* **Given instruction**
Filter the entries below, keeping only lines with the word "JSON".

* **Material provided**
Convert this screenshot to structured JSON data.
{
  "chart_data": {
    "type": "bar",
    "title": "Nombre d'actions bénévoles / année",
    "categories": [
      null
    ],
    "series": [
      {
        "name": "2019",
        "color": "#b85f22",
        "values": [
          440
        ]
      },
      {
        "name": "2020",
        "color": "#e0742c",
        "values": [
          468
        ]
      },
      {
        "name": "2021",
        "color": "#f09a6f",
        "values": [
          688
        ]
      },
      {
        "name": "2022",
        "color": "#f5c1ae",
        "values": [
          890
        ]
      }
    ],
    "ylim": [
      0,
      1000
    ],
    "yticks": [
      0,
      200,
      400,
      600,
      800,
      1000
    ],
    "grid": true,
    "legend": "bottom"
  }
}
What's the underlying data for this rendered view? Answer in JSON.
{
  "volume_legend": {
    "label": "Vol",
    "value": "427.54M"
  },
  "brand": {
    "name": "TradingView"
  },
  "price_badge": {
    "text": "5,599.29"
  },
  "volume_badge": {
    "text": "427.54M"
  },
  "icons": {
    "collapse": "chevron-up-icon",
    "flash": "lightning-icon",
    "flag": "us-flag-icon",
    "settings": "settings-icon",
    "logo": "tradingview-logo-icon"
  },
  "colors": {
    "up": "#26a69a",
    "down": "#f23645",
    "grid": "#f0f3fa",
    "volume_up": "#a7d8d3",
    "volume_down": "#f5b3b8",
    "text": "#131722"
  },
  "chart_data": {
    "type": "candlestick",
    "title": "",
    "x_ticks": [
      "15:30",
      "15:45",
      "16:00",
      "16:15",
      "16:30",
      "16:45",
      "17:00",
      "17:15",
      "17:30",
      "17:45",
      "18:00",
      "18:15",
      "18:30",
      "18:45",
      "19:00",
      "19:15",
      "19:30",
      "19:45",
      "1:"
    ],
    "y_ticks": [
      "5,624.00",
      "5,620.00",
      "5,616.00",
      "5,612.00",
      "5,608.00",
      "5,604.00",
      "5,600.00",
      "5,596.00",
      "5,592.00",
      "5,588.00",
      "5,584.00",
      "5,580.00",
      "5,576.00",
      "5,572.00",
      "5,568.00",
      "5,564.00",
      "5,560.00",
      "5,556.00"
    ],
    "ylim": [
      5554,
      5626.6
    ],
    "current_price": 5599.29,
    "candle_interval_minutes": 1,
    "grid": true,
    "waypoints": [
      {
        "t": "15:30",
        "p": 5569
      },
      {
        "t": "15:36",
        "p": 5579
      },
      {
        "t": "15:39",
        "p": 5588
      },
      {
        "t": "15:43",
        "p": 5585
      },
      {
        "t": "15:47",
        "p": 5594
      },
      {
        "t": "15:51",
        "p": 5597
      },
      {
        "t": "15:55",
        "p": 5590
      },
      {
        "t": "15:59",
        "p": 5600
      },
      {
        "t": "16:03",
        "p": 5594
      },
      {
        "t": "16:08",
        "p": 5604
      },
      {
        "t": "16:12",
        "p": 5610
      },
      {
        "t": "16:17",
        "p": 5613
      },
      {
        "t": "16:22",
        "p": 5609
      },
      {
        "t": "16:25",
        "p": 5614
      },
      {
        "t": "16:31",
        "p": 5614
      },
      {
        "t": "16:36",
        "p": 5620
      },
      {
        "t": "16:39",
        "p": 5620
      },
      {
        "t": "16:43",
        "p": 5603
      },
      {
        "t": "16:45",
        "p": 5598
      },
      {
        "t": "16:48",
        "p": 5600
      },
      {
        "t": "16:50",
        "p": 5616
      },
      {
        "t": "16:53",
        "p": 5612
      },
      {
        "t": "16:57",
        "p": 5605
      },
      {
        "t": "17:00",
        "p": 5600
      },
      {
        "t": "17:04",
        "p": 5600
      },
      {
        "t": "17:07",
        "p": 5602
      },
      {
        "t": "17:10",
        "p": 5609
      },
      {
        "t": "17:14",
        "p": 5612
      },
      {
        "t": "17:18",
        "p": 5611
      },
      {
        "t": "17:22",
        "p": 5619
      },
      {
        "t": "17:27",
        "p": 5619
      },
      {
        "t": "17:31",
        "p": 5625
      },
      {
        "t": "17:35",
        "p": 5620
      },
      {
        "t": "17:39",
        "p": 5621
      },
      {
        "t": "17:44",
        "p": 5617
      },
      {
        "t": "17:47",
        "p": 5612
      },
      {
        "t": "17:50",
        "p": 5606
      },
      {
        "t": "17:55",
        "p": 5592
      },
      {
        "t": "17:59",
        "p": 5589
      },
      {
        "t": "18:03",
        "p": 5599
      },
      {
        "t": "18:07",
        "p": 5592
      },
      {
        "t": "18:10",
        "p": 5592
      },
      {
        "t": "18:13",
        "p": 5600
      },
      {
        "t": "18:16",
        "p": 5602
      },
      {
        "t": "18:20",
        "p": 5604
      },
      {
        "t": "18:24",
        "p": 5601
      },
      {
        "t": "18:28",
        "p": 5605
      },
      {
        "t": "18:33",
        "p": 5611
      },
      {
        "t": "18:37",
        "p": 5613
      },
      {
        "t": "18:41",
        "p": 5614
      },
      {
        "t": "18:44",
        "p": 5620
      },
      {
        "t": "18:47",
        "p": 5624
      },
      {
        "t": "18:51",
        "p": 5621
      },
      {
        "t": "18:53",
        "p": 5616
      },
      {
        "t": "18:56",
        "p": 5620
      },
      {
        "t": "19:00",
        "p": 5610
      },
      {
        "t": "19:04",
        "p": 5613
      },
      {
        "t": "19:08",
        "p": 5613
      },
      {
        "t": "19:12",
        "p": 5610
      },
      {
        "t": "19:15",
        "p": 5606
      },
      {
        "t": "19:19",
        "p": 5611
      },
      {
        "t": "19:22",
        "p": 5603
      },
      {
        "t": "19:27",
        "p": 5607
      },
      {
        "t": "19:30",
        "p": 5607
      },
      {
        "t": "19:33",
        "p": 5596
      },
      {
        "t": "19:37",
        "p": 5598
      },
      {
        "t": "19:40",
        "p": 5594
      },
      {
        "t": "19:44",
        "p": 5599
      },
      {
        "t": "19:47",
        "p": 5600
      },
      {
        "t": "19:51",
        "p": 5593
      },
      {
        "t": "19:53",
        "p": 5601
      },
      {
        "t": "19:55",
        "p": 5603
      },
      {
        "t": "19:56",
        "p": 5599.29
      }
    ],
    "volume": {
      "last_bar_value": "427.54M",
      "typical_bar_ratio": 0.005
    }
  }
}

* **Solution**
Convert this screenshot to structured JSON data.
What's the underlying data for this rendered view? Answer in JSON.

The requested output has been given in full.